==== TASK INPUTS ====

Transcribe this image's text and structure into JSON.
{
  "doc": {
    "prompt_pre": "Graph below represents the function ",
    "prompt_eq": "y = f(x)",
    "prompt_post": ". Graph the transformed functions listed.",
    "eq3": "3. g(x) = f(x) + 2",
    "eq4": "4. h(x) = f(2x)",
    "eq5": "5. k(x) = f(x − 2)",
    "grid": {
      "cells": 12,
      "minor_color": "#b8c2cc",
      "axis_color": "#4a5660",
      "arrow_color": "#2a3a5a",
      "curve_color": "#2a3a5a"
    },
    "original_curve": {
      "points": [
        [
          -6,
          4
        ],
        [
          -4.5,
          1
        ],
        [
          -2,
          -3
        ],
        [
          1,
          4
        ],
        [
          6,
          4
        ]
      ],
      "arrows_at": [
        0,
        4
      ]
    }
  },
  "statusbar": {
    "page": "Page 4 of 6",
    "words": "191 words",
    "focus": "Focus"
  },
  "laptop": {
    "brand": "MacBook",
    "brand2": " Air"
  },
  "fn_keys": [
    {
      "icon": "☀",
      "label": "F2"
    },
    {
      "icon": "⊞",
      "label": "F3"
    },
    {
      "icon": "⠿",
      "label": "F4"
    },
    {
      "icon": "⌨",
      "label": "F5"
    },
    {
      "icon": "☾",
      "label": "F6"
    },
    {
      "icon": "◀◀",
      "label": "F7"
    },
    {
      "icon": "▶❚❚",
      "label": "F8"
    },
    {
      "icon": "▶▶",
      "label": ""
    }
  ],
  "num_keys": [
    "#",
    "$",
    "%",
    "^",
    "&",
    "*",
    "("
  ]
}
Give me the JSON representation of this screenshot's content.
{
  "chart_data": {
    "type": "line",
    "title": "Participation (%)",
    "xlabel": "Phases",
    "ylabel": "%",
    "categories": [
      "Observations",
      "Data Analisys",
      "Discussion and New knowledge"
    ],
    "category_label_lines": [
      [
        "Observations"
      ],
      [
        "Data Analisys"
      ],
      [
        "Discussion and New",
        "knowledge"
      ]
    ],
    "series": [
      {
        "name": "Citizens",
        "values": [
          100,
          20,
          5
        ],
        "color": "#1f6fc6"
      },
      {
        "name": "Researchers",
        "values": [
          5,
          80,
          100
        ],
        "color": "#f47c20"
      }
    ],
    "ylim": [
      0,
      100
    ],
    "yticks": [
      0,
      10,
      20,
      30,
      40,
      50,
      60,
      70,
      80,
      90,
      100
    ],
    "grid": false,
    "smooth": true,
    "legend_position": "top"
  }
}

====

• PROBLEM:
Identify each line in the records above that contains the word "knowledge", and copy it out in full.

• ANSWER:
      "Discussion and New knowledge"
        "knowledge"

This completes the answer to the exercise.